§ What to do:
Every line from the one containing "Give me the" through the end of the listing below goes in the output, exactly and without pictures.

[Start Excerpted records]

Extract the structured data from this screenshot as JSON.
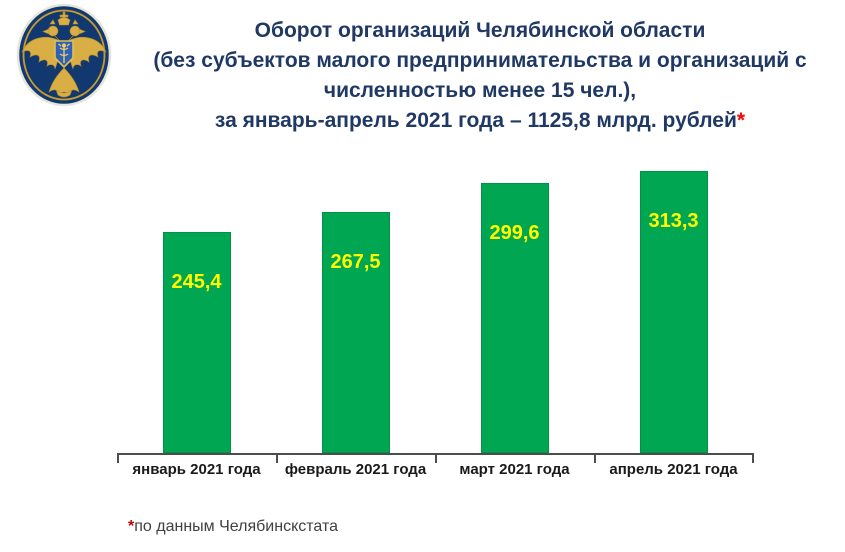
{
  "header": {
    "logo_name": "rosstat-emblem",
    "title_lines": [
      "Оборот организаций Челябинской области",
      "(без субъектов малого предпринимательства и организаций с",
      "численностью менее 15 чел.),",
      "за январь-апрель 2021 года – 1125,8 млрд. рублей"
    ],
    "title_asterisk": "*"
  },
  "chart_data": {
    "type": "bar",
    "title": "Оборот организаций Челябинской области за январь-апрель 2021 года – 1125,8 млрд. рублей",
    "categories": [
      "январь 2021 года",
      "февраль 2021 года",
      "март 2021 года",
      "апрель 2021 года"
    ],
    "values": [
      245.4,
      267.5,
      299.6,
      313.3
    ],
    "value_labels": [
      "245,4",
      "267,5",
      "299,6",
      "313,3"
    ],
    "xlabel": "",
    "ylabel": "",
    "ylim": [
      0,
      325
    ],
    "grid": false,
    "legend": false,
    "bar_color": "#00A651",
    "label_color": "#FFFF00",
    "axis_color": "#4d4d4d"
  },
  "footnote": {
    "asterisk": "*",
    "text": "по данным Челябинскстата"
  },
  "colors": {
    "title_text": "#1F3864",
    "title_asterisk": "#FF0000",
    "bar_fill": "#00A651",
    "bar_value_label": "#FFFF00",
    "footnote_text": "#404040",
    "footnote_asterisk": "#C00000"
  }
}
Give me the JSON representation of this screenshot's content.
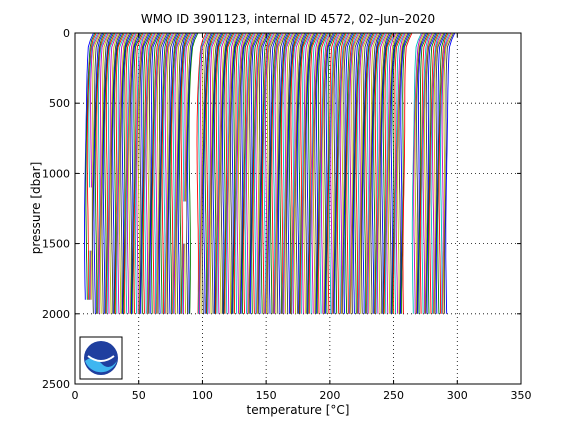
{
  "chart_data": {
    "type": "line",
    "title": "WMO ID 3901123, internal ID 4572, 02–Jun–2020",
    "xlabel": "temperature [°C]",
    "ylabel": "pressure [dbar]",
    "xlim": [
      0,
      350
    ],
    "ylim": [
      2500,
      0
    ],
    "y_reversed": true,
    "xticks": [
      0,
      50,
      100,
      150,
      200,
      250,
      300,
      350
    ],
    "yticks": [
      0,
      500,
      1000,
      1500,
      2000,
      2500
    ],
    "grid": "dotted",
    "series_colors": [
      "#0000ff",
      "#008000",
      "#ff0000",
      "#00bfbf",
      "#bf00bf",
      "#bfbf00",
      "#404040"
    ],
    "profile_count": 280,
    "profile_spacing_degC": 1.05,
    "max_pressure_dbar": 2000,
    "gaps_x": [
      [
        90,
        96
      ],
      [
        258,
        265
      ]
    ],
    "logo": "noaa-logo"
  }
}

[End Excerpted records]

§ Written solution:
Give me the JSON representation of this screenshot's content.
{
  "chart_data": {
    "type": "line",
    "title": "WMO ID 3901123, internal ID 4572, 02–Jun–2020",
    "xlabel": "temperature [°C]",
    "ylabel": "pressure [dbar]",
    "xlim": [
      0,
      350
    ],
    "ylim": [
      2500,
      0
    ],
    "y_reversed": true,
    "xticks": [
      0,
      50,
      100,
      150,
      200,
      250,
      300,
      350
    ],
    "yticks": [
      0,
      500,
      1000,
      1500,
      2000,
      2500
    ],
    "grid": "dotted",
    "series_colors": [
      "#0000ff",
      "#008000",
      "#ff0000",
      "#00bfbf",
      "#bf00bf",
      "#bfbf00",
      "#404040"
    ],
    "profile_count": 280,
    "profile_spacing_degC": 1.05,
    "max_pressure_dbar": 2000,
    "gaps_x": [
      [
        90,
        96
      ],
      [
        258,
        265
      ]
    ],
    "logo": "noaa-logo"
  }
}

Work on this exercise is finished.